> _Document extract_:
START

Above Photo: Gov. Greg Abbott addresses the Texas House on the opening day of the 88th Legislative Session at the state Capitol in Austin on Jan. 10. Evan L’Roy / The Texas Tribune.
Houston and San Antonio have filed a major lawsuit.
Dozens of local officials have signed onto a scathing amicus brief. Across Texas, cities are scrambling to prepare for the wild west that Gov. Greg Abbott’s preemption law will likely cause.
In 2015, El Paso became the second city in the country to safeguard its workers by passing a historic wage theft ordinance. As a sweeping new state law aimed at handicapping Texas’s more liberal city governments is set to take effect Sept. 1, that protection is now facing an existential threat.
House Bill 2127 — also known as the Super Preemption Bill or, among opponents, the “Death Star” bill — aims to regulate many aspects of commerce and trade in local jurisdictions that differ from state-imposed directives.
Passed in May and signed into law by Texas Gov. Greg Abbott a month later, the legislation could affect local policies dealing with ordinances – including agriculture, insurance, labor, natural resources, and occupation codes — that contradict the state.
“The purpose of this Act is to provide regulatory consistency across this state and return the historic exclusive regulatory powers to the state where those powers belong,” reads the bill, introduced to the state’s Republican-controlled legislature. But opponents believe its aim is to weaken bluer cities and counties’ ability to regulate their industries and enact progressive policies. (Abbott’s office did not respond to Next City’s questions about the need for HB2127 or its benefits.)

END

> _Given records_:
START

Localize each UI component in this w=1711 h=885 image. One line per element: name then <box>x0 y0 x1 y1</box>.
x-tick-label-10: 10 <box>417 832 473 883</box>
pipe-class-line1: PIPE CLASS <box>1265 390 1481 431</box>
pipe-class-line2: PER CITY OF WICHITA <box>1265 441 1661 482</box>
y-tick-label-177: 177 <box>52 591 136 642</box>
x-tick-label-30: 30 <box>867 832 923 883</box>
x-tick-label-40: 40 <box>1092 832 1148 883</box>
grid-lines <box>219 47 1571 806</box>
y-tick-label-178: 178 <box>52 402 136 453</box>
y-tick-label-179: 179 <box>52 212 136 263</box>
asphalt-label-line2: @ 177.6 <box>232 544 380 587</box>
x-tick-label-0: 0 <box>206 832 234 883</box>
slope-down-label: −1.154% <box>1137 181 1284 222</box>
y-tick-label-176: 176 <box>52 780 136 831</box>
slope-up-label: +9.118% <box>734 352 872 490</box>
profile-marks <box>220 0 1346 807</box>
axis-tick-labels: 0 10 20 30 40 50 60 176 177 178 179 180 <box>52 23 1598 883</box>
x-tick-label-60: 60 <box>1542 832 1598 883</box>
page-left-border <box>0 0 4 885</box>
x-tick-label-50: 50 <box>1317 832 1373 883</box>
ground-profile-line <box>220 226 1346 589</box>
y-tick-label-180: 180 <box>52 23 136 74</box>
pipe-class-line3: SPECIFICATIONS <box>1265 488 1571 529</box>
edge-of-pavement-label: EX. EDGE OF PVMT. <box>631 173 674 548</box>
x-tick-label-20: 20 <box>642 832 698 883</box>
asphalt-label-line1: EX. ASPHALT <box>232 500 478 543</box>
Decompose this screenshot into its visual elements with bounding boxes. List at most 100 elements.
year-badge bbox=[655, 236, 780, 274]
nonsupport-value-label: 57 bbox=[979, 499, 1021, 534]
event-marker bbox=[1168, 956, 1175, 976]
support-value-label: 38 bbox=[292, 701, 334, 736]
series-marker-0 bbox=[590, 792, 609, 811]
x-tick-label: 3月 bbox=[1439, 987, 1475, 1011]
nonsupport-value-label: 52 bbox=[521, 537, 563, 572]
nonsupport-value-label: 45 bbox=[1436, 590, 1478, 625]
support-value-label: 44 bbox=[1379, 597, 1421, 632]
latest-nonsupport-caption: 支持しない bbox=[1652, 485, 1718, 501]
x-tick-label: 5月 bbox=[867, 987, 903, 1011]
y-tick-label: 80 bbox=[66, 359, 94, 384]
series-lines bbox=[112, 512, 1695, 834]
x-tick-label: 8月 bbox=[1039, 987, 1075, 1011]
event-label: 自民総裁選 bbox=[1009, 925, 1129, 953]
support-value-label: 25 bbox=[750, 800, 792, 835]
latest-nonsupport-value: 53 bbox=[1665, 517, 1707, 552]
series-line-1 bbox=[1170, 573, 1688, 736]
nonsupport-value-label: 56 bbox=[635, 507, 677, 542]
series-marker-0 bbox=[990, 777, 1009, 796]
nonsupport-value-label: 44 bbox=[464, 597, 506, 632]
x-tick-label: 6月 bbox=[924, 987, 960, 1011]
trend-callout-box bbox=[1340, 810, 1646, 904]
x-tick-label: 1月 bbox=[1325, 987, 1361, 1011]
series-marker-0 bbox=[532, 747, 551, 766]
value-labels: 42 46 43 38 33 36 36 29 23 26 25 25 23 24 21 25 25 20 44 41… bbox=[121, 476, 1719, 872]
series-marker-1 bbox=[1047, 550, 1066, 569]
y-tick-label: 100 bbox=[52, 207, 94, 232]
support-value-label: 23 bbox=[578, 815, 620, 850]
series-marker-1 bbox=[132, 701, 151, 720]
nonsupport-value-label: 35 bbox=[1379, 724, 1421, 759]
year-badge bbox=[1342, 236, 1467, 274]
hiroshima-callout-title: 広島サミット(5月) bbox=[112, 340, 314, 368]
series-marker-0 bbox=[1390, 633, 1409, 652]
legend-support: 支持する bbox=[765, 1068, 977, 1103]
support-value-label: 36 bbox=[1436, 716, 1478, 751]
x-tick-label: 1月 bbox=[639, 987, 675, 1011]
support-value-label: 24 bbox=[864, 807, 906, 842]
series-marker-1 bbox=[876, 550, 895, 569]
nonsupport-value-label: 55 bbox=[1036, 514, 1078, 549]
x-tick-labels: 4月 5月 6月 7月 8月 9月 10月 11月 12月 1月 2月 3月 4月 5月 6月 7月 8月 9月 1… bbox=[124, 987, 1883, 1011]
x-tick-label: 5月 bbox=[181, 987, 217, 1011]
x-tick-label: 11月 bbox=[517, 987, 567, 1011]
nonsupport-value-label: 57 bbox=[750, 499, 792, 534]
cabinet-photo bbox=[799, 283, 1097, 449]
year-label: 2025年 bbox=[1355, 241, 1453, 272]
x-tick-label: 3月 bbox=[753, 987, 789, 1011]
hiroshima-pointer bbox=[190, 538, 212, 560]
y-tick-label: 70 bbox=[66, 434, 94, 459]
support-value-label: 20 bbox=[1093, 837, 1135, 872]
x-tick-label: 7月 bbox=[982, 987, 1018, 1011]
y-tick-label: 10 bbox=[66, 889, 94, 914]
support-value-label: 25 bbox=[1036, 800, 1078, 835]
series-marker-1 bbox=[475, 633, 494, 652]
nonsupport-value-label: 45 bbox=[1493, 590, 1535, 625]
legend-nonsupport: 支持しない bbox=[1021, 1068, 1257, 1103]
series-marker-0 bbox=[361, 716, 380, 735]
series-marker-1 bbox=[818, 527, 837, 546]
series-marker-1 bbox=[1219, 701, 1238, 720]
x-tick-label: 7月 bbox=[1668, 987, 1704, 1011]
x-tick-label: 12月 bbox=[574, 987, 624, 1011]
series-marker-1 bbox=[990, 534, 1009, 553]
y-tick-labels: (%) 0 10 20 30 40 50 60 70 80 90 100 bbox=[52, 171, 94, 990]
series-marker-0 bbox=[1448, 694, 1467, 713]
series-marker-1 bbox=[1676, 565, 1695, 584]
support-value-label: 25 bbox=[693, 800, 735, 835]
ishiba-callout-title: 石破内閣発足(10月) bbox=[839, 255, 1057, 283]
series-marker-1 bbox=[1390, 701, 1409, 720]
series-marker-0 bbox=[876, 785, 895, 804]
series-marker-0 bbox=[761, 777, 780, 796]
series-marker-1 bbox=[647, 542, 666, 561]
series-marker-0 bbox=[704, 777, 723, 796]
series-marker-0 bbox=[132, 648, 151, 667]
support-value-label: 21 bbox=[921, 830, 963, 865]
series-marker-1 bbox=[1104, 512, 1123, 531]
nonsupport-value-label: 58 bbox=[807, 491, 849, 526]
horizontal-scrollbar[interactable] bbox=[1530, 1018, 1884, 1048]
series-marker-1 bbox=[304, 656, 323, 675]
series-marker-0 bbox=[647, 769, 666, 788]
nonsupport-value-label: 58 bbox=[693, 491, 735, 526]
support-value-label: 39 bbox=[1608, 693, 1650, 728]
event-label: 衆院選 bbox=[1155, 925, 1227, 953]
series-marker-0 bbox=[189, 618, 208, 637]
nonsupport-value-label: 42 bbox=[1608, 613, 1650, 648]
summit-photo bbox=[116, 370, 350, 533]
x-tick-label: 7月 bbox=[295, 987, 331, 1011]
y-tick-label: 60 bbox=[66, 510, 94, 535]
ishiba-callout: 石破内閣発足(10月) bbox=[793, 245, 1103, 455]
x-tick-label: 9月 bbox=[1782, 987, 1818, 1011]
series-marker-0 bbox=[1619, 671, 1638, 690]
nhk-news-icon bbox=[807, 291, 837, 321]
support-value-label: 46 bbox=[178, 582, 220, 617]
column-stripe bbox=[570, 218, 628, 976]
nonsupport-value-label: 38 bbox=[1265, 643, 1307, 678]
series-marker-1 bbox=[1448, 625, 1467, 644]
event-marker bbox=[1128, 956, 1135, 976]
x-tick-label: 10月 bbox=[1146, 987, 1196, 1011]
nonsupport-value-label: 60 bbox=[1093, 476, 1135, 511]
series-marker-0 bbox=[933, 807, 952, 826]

END

> _Task set_:
**1)** In the article on the Texas preemption law, switch "amicus brief" to "friend-of-the-court brief" and write out the passage from "Above Photo: Gov." to "will likely cause." with that change.
**2)** Answer these questions from the article on the Texas preemption law:
(a) Which two cities have filed a major lawsuit?
(b) In what year did El Paso pass its wage theft ordinance?
(c) On what date is the new state law set to take effect?
**3)** Extend the article on the Texas preemption law, picking up after its last sentence.
The records play no part in what follows.

> _Answers for the exercise_:
**1)**
Above Photo: Gov. Greg Abbott addresses the Texas House on the opening day of the 88th Legislative Session at the state Capitol in Austin on Jan. 10. Evan L’Roy / The Texas Tribune.
Houston and San Antonio have filed a major lawsuit.
Dozens of local officials have signed onto a scathing friend-of-the-court brief. Across Texas, cities are scrambling to prepare for the wild west that Gov. Greg Abbott’s preemption law will likely cause.

**2)**
(a) Houston and San Antonio
(b) 2015
(c) Sept. 1

**3)**
“The Death Star law is part of a trend of broad preemption bills we see in Republican-controlled states across the country – in states like Michigan, Florida, and Tennessee – as part of a larger effort to hold power at the state level and punish local governments from passing policy that the state legislature doesn’t support,” said Local Progress Texas, a network of liberal local government officials, in a news release. “The passage of the Death Star Law sets up other states to follow suit.”
In July, the cities of Houston and San Antonio filed a joint lawsuit against the state of Texas, claiming that the law violates the state constitution and infringes on the rights of home-rule cities to pass their own ordinances. Shortly afterward, the City of San Antonio also joined the suit to block the law. And now 32 local elected officials across Texas, including in El Paso, have signed onto an amicus brief in support of the cities, filed by Local Progress and the Public Rights Project.
While these local leaders say they can’t yet know the full impact of the law on their municipalities, they believe the law will undermine their ability to meet their constituents’ needs, voiding a slew of local ordinances and leaving governments vulnerable to litigation.
How El Paso Is Responding
Laura Cruz Acosta, spokeswoman for the City of El Paso, says the law’s vagueness makes it hard for officials to know precisely which ordinances will be impacted until a court determines that a local policy is in conflict with a state counterpart.
“This creates a situation where local laws can be preempted when there is no state regulatory counterpart and ultimately seeks the repeal of the constitutional home rule provided to cities,” she says. “It also delegates the courts to identify which of El Paso’s laws (if any) are preempted, which can be a costly and time-consuming process.”
In El Paso, the city’s non-discrimination ordinance — which prevents discrimination based on race, sexual orientation, reproductive health actions, hairstyle, or texture regarding employment, housing, and public accommodation — and wage theft prevention ordinance face a likely invalidation. A minor-focused curfew ordinance, established in 1996 and amended in 2006, could also face the chopping block.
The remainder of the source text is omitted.